- **Short exercise**: Copy every line of the data that contains the string "this".

- **Data section**:

-*-*-

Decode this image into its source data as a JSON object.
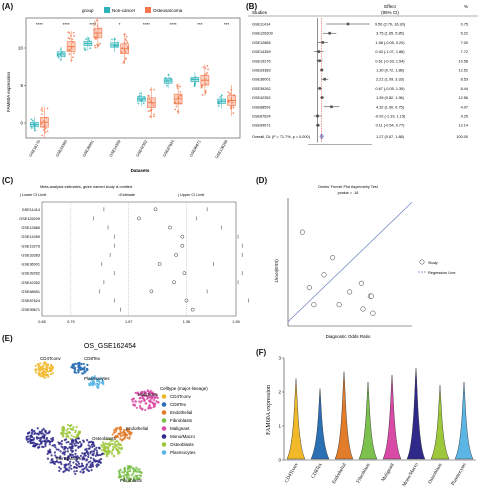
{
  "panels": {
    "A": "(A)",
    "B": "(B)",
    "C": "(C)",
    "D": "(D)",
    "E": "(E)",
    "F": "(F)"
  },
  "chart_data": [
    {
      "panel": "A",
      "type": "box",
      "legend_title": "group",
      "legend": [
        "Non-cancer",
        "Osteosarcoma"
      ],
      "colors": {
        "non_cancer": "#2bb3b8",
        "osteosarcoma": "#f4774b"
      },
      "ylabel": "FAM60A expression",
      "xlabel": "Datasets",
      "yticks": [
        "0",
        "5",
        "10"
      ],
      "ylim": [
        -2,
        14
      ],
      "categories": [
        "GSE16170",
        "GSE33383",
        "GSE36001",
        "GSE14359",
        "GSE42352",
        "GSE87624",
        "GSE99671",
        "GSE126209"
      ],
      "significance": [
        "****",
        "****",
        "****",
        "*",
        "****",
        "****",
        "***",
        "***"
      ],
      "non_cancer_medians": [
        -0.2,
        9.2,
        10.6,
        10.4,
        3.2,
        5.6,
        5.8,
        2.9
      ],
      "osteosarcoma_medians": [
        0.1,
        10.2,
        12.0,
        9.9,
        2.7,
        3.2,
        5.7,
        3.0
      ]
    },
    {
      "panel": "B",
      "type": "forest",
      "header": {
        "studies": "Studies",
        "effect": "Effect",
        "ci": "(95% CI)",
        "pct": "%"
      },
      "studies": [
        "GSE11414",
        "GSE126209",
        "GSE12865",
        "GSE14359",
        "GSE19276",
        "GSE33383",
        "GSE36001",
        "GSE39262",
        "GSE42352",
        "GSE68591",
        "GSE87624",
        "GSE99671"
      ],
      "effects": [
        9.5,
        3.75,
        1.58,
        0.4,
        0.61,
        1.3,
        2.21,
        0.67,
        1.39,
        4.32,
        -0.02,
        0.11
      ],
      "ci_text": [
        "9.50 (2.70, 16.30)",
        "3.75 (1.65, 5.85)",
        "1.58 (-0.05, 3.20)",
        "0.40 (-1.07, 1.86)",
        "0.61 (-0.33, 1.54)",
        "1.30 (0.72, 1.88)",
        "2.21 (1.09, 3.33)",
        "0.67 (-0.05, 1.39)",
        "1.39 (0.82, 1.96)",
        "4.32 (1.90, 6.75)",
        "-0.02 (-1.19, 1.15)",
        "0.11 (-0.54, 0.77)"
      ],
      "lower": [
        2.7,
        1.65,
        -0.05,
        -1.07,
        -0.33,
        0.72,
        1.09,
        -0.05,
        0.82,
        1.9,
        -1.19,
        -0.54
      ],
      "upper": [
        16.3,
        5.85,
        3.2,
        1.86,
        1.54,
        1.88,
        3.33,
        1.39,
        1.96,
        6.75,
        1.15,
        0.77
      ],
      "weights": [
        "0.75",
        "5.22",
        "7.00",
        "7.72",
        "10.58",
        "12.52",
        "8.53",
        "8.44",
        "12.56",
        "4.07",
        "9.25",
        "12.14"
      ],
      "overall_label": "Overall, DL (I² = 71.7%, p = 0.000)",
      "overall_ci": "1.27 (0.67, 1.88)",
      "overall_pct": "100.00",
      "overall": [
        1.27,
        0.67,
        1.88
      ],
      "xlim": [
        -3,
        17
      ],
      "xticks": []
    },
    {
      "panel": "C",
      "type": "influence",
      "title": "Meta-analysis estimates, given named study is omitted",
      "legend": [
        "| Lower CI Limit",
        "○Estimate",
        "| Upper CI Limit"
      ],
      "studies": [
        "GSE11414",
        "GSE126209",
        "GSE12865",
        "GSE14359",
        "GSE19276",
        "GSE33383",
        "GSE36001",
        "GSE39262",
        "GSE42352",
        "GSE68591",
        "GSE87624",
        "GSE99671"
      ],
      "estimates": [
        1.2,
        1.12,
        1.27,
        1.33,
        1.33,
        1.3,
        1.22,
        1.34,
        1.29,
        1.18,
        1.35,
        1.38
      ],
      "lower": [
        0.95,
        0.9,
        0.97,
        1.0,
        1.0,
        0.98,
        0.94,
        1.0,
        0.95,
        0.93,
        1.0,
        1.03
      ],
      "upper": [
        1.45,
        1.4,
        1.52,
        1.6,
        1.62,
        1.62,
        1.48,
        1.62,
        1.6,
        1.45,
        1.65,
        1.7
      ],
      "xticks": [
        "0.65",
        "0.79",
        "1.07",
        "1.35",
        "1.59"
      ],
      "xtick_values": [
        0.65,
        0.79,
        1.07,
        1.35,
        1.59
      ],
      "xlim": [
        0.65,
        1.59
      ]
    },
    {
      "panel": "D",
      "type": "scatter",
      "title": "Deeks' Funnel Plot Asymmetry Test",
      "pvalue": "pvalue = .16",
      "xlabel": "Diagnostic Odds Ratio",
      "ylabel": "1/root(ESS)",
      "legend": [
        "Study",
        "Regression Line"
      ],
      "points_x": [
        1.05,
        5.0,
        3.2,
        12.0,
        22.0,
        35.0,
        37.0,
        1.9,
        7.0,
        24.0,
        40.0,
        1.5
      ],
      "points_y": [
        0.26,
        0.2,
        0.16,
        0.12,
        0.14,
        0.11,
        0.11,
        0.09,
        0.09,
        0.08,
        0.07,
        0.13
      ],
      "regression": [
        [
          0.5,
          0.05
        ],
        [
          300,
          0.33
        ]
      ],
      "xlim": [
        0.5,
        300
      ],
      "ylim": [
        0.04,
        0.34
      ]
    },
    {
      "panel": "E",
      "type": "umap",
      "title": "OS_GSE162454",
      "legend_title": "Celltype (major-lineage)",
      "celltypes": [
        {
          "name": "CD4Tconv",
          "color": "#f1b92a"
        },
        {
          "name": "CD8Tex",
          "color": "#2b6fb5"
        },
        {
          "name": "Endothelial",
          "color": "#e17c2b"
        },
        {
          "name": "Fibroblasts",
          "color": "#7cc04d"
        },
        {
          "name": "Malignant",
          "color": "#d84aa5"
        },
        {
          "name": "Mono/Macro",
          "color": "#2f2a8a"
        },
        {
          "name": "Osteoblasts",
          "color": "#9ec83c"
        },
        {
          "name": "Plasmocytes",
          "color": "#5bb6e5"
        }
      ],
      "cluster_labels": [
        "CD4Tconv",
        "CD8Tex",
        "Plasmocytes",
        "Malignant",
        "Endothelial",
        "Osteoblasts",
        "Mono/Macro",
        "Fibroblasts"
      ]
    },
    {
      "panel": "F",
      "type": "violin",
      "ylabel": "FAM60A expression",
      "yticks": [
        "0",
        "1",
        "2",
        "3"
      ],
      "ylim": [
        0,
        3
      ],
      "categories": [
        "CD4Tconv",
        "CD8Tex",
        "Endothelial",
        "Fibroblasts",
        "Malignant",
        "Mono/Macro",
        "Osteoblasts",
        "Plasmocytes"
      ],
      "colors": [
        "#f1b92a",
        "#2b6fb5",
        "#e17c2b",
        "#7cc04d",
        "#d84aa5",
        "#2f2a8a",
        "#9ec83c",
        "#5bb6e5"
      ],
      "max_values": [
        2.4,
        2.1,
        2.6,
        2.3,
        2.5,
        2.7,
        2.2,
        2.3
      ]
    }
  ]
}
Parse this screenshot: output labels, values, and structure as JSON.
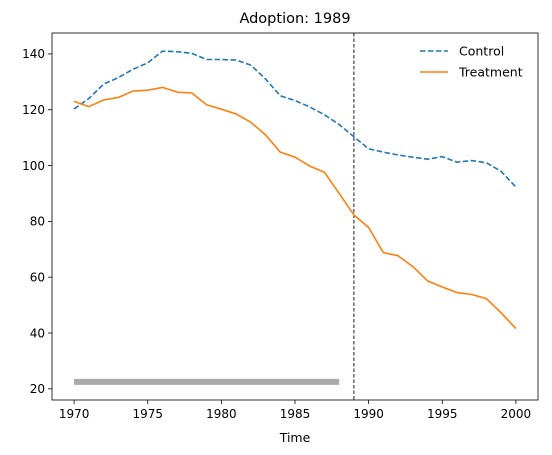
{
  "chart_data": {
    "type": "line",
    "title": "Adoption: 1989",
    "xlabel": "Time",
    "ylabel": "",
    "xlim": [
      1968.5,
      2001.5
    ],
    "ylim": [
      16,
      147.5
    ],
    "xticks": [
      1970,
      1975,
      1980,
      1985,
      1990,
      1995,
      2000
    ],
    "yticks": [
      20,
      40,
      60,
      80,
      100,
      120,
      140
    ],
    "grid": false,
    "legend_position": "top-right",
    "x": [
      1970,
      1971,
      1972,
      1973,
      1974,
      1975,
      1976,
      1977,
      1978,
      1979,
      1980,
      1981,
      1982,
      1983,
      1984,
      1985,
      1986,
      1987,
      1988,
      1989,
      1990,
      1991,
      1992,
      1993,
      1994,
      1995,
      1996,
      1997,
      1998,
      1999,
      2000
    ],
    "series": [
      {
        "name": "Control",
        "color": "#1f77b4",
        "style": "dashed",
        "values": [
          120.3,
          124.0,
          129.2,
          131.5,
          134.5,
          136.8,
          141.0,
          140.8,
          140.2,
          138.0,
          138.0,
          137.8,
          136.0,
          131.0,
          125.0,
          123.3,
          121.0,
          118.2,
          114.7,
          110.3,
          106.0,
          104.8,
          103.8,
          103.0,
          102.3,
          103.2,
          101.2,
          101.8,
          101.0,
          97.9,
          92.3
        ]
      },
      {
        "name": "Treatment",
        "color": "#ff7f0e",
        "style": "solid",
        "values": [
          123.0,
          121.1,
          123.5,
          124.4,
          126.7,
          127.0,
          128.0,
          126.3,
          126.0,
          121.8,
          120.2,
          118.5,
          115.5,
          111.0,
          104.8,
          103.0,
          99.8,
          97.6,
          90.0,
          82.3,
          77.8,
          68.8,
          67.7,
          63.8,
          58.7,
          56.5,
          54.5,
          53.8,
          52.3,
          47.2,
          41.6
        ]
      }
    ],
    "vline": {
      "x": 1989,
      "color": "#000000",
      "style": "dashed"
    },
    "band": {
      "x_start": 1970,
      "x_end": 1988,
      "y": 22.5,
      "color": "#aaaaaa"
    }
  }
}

-*-*-

- **The result**:
Decode this image into its source data as a JSON object.
Parse this screenshot: output labels, values, and structure as JSON.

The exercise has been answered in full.